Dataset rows
• • • • •
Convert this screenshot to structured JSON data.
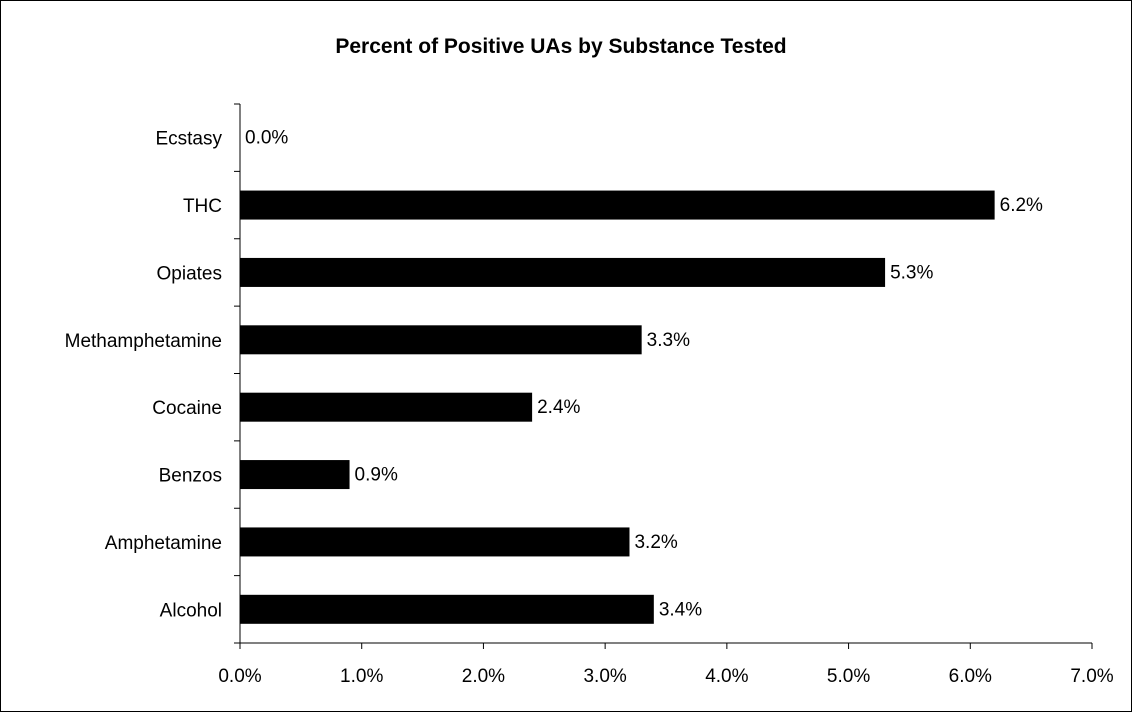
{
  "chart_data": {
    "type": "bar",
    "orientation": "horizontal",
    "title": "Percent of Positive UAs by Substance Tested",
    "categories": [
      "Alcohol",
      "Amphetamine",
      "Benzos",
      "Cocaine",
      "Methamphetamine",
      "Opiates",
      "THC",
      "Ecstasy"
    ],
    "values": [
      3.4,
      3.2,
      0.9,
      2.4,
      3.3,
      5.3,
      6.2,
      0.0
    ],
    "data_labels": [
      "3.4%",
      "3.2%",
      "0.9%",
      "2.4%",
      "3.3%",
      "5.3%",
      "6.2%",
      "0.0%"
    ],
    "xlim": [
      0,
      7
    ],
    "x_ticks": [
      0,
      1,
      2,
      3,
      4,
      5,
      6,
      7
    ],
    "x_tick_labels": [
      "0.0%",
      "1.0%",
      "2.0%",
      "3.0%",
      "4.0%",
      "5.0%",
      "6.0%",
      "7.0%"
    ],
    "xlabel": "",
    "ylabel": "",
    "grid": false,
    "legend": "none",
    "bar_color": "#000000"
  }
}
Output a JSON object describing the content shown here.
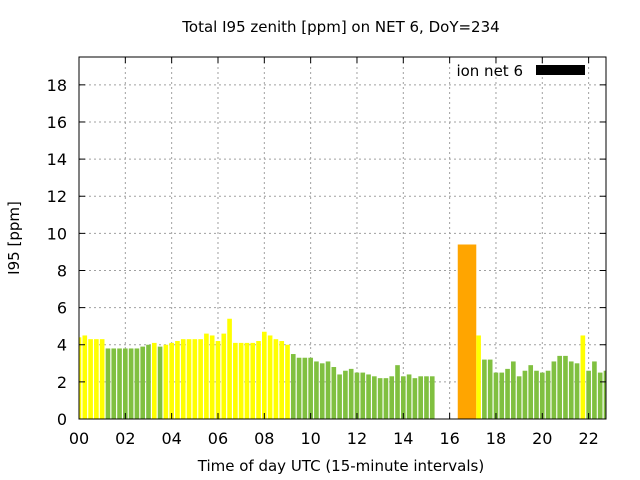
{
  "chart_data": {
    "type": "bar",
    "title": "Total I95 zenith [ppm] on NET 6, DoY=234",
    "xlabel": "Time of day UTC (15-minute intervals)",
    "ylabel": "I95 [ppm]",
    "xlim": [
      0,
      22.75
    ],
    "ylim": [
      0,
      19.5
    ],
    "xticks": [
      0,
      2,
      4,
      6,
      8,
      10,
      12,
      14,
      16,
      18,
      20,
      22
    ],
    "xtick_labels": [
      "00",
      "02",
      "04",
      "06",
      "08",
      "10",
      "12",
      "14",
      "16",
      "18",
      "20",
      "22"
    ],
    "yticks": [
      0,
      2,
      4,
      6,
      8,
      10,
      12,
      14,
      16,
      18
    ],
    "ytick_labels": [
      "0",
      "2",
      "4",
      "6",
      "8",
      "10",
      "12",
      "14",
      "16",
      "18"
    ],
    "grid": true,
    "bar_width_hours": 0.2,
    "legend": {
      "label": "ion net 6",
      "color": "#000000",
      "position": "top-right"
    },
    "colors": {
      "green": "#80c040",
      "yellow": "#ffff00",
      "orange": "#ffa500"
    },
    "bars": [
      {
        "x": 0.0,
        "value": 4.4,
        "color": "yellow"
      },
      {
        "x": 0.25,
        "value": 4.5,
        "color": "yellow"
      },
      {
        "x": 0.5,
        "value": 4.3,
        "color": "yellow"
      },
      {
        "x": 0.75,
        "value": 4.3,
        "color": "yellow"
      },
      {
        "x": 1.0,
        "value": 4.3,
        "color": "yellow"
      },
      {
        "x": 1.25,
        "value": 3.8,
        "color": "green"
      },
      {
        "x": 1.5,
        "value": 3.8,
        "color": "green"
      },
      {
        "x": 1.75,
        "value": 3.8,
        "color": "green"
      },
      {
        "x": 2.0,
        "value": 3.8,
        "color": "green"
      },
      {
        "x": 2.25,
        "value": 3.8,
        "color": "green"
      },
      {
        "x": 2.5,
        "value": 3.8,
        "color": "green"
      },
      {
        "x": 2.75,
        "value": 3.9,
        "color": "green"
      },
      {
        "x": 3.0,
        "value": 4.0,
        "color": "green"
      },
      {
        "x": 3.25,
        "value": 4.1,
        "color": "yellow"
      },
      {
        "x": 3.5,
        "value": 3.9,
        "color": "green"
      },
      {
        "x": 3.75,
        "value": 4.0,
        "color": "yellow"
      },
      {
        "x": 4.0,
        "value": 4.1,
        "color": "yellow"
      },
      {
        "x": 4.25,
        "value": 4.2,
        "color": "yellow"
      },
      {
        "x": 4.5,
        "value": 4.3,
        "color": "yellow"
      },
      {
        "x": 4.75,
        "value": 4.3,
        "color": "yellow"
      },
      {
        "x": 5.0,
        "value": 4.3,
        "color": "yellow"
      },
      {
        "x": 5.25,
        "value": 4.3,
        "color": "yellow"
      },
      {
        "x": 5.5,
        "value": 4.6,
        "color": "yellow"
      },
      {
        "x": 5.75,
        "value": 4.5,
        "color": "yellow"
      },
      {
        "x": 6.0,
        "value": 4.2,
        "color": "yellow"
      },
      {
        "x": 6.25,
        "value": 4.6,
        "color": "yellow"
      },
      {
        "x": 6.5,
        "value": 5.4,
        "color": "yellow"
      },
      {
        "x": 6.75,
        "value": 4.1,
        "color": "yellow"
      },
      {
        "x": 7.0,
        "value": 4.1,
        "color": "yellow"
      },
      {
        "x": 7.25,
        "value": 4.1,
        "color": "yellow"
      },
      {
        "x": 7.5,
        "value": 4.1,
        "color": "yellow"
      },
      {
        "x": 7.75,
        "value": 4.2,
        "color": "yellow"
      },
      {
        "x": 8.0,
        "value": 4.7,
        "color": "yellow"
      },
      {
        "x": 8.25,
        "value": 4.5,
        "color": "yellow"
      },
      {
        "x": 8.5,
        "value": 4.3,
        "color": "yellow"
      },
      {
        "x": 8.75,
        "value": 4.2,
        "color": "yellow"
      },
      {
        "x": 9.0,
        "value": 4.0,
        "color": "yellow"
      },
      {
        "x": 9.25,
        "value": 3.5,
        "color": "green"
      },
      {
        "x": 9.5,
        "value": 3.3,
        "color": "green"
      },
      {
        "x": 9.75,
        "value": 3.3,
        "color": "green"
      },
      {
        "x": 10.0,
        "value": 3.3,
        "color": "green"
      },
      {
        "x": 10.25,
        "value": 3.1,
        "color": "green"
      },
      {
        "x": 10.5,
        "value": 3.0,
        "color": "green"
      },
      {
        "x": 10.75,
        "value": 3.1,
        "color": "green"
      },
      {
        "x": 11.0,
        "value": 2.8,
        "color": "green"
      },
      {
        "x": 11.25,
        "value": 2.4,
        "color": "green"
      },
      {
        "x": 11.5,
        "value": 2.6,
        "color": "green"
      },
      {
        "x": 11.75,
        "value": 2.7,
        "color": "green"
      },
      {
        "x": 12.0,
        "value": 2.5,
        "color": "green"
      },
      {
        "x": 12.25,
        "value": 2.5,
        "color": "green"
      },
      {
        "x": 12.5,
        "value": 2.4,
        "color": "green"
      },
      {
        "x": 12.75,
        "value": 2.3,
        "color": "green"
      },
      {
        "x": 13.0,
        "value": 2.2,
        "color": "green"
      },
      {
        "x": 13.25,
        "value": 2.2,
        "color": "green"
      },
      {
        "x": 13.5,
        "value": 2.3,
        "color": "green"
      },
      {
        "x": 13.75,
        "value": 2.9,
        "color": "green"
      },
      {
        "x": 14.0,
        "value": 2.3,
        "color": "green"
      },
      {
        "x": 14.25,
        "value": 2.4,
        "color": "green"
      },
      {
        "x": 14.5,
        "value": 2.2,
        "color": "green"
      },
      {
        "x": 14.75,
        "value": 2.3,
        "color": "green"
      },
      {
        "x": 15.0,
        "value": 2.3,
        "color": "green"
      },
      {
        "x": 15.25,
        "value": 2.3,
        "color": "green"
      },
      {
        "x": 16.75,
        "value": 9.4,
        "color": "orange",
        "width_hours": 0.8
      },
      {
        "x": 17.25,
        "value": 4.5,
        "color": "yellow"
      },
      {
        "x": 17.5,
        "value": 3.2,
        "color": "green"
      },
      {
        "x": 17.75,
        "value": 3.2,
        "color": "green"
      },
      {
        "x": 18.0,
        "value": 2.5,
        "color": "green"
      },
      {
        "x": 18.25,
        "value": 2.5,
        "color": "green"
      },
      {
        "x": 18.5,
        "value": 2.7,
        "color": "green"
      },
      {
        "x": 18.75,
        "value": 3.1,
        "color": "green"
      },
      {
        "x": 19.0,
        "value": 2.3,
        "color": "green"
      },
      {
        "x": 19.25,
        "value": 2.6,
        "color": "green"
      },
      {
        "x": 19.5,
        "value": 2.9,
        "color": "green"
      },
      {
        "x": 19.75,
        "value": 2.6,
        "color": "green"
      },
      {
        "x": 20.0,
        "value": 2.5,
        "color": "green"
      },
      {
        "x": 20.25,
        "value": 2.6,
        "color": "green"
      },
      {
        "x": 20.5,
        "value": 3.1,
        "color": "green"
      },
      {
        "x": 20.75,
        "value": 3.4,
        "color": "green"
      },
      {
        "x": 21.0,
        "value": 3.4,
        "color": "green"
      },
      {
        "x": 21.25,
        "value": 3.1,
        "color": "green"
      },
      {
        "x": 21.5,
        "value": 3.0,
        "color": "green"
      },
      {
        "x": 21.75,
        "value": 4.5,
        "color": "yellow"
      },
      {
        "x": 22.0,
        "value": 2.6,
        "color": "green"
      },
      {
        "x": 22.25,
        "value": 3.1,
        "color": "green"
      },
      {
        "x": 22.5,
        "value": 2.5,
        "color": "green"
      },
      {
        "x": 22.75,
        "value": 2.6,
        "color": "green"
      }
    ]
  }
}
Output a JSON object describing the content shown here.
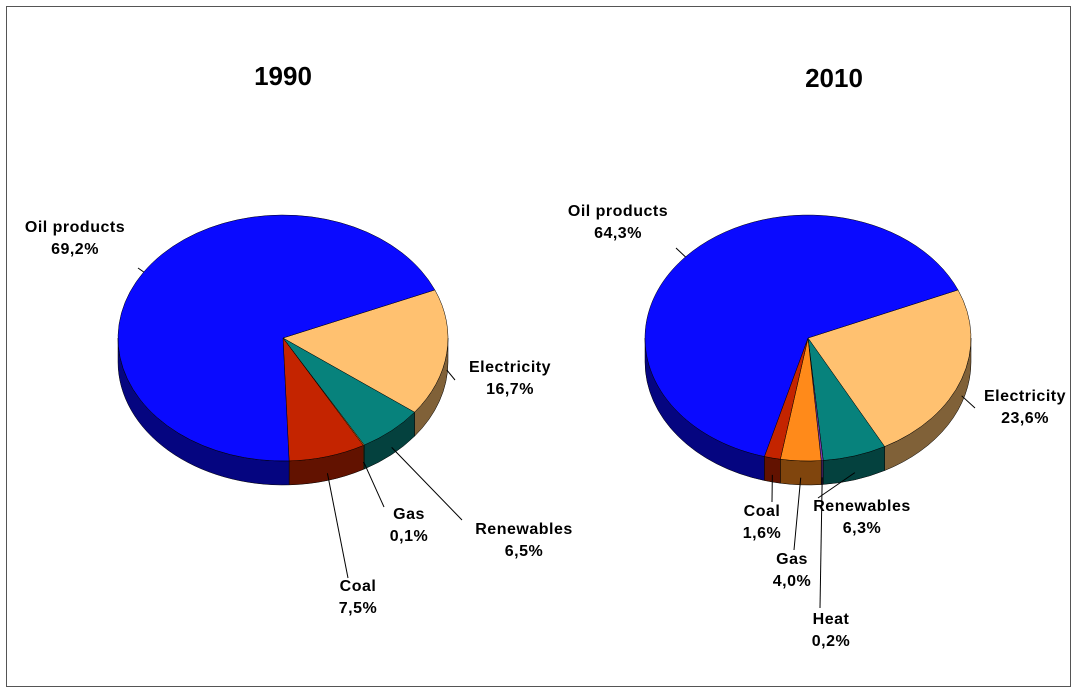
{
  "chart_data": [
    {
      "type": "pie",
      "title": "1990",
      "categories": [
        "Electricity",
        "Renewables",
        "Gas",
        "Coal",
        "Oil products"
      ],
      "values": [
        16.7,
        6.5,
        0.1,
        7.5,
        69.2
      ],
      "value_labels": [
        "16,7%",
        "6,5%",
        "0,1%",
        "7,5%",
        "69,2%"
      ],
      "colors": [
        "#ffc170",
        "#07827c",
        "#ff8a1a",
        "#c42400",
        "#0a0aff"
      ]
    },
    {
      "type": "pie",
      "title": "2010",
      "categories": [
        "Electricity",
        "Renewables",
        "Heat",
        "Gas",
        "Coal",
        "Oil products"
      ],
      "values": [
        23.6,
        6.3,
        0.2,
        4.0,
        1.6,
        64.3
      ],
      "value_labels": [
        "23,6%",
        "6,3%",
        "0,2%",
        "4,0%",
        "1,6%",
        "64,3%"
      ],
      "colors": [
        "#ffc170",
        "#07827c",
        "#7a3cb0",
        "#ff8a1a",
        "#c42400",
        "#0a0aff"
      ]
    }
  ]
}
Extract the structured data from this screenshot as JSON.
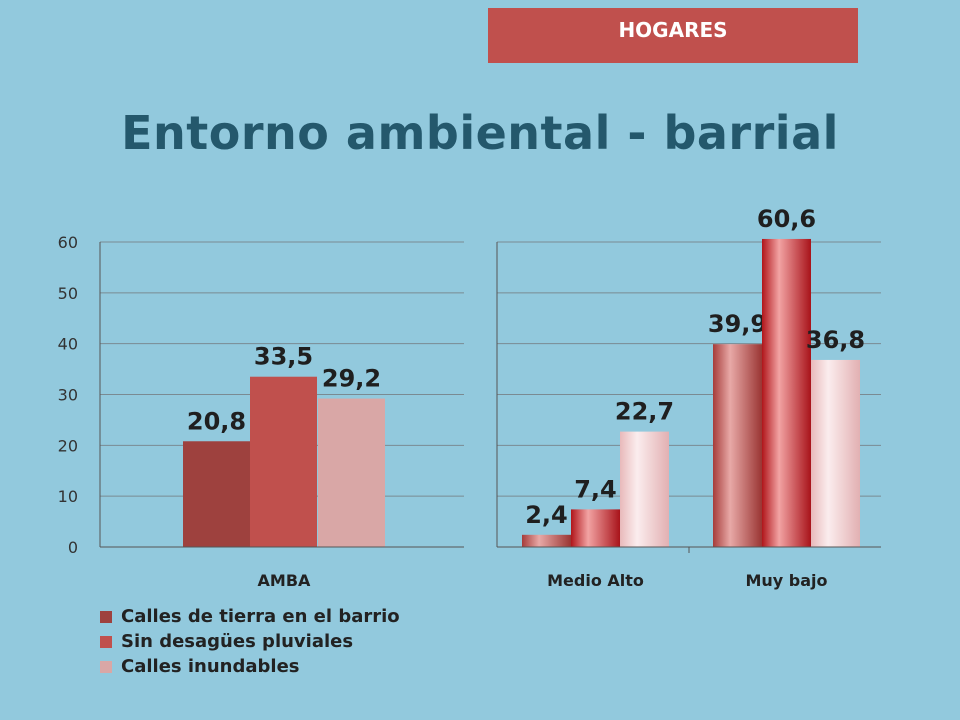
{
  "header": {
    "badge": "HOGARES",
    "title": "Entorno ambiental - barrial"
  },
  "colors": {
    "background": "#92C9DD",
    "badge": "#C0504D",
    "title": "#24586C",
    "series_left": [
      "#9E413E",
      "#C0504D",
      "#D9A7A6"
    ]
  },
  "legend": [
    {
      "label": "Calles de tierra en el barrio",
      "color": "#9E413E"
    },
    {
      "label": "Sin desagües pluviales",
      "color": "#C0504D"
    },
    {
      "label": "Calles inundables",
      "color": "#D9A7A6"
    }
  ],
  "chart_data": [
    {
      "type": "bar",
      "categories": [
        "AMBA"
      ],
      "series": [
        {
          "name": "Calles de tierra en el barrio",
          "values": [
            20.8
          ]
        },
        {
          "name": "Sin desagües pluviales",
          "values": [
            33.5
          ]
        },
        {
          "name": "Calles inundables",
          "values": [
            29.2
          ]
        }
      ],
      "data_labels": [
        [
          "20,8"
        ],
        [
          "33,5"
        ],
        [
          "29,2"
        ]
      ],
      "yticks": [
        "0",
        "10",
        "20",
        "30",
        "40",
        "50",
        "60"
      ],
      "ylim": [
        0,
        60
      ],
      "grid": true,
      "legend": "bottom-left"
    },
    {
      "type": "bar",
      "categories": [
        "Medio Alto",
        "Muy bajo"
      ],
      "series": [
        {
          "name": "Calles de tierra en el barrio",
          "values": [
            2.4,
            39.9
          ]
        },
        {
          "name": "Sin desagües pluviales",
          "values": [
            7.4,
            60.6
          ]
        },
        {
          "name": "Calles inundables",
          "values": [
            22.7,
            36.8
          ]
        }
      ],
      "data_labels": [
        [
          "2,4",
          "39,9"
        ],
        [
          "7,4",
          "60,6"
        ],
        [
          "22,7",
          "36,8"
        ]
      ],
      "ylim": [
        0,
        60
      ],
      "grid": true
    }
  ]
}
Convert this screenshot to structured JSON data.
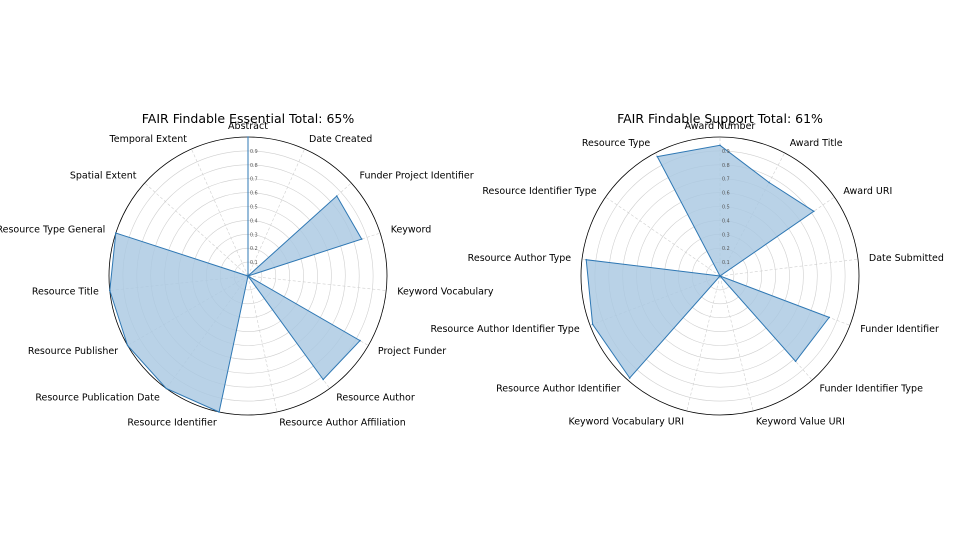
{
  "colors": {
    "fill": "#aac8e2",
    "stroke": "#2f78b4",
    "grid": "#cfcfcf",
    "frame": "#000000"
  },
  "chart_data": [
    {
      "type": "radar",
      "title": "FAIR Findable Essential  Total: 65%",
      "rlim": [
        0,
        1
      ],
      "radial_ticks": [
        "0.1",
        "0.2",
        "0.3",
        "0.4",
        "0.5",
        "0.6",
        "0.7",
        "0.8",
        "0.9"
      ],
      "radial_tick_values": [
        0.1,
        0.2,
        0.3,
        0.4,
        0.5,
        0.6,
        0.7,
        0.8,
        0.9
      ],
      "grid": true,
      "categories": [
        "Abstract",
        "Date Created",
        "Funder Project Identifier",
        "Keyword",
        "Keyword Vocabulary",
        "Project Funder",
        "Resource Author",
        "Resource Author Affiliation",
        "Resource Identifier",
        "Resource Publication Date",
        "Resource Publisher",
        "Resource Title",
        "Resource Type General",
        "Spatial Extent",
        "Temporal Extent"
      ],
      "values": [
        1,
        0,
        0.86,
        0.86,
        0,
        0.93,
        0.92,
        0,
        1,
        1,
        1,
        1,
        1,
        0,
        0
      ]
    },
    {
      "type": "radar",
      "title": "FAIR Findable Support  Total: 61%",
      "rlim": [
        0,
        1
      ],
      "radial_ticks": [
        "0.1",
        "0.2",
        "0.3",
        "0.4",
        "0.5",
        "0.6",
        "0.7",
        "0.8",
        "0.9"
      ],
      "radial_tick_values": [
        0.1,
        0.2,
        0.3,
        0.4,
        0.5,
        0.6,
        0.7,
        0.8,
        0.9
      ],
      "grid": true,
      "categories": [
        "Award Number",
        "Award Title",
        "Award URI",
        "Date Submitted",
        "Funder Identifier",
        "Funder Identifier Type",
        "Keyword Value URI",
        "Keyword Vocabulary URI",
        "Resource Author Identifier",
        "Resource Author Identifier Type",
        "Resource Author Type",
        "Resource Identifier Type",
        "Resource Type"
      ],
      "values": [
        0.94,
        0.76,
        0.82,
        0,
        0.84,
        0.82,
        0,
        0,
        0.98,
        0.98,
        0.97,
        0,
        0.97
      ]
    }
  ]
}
• • • • •
* _WHAT YOU WILL DO_: Identify each line holding the string "Identifier", and copy it out.

* _ANSWER TO THE EXERCISE_:
        "Funder Project Identifier",
        "Resource Identifier",
        "Funder Identifier",
        "Funder Identifier Type",
        "Resource Author Identifier",
        "Resource Author Identifier Type",
        "Resource Identifier Type",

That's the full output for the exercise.